■ Task statement ■
From the entries below, count every line that contains the word "Whatsapp". Please give the number and nothing else.

■ Input ■

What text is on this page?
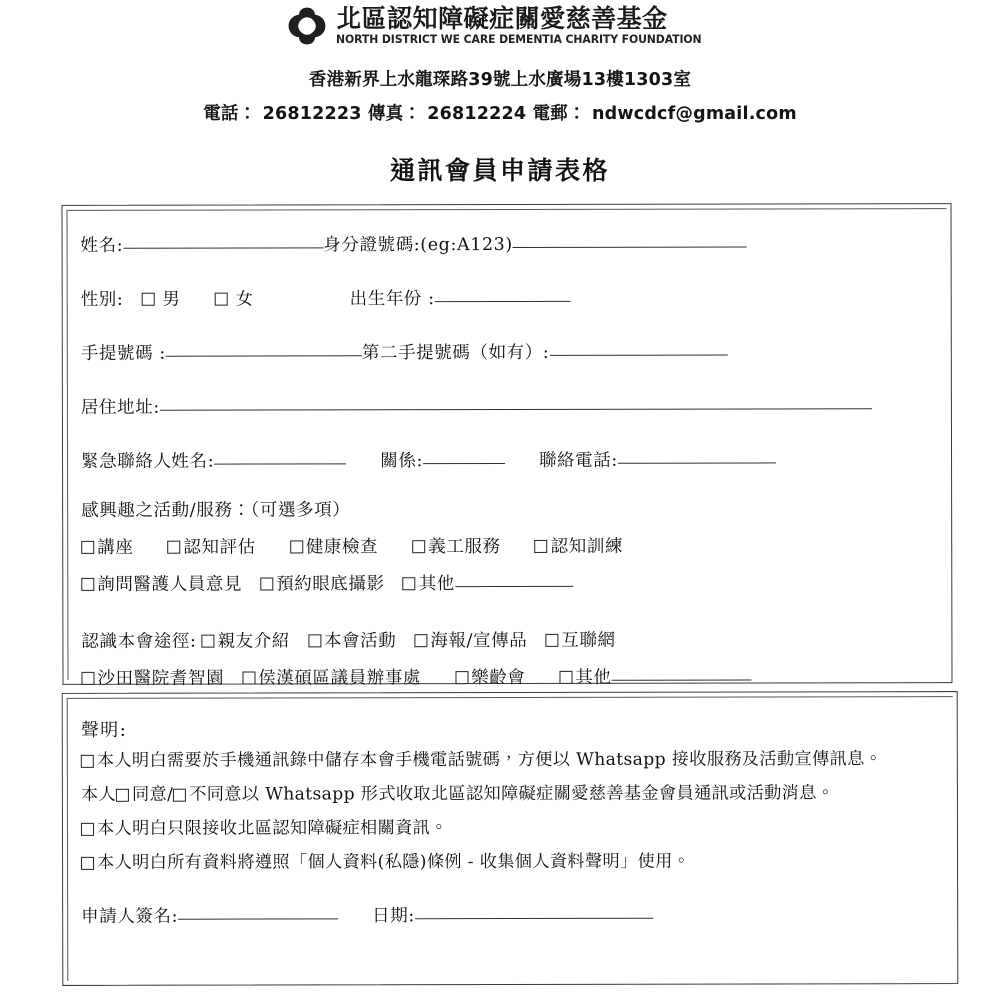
北區認知障礙症關愛慈善基金
NORTH DISTRICT WE CARE DEMENTIA CHARITY FOUNDATION
香港新界上水龍琛路39號上水廣場13樓1303室
電話： 26812223 傳真： 26812224 電郵： ndwcdcf@gmail.com
通訊會員申請表格
姓名:	身分證號碼:(eg:A123)
性別: 男	女	出生年份 :
手提號碼 :	第二手提號碼（如有）:
居住地址:
緊急聯絡人姓名:	關係:	聯絡電話:
感興趣之活動/服務：（可選多項）
講座	認知評估	健康檢查	義工服務	認知訓練
詢問醫護人員意見 預約眼底攝影 其他
認識本會途徑: 親友介紹 本會活動 海報/宣傳品 互聯網
沙田醫院耆智園 侯漢碩區議員辦事處	樂齡會	其他
聲明:
本人明白需要於手機通訊錄中儲存本會手機電話號碼，方便以 Whatsapp 接收服務及活動宣傳訊息。
本人 同意/ 不同意以 Whatsapp 形式收取北區認知障礙症關愛慈善基金會員通訊或活動消息。
本人明白只限接收北區認知障礙症相關資訊。
本人明白所有資料將遵照「個人資料(私隱)條例 - 收集個人資料聲明」使用。
申請人簽名:	日期:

■ Finished exercise ■
2